The request: Return all lines below containing the word "icon".
===== Source material
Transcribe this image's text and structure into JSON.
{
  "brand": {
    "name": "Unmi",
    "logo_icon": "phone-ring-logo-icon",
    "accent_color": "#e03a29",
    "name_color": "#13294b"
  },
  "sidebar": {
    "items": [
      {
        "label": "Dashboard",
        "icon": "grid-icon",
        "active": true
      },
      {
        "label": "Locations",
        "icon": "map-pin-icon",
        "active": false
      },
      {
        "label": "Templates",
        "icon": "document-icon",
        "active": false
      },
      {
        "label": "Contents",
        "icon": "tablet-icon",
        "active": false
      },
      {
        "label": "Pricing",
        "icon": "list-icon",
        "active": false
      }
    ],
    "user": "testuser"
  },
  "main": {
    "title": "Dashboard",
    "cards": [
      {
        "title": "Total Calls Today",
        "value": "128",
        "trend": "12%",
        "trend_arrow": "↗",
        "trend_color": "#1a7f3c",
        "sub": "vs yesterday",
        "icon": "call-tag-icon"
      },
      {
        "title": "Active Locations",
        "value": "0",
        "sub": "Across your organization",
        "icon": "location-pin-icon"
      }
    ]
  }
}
==========
Written solution:
    "logo_icon": "phone-ring-logo-icon",
        "icon": "grid-icon",
        "icon": "map-pin-icon",
        "icon": "document-icon",
        "icon": "tablet-icon",
        "icon": "list-icon",
        "icon": "call-tag-icon"
        "icon": "location-pin-icon"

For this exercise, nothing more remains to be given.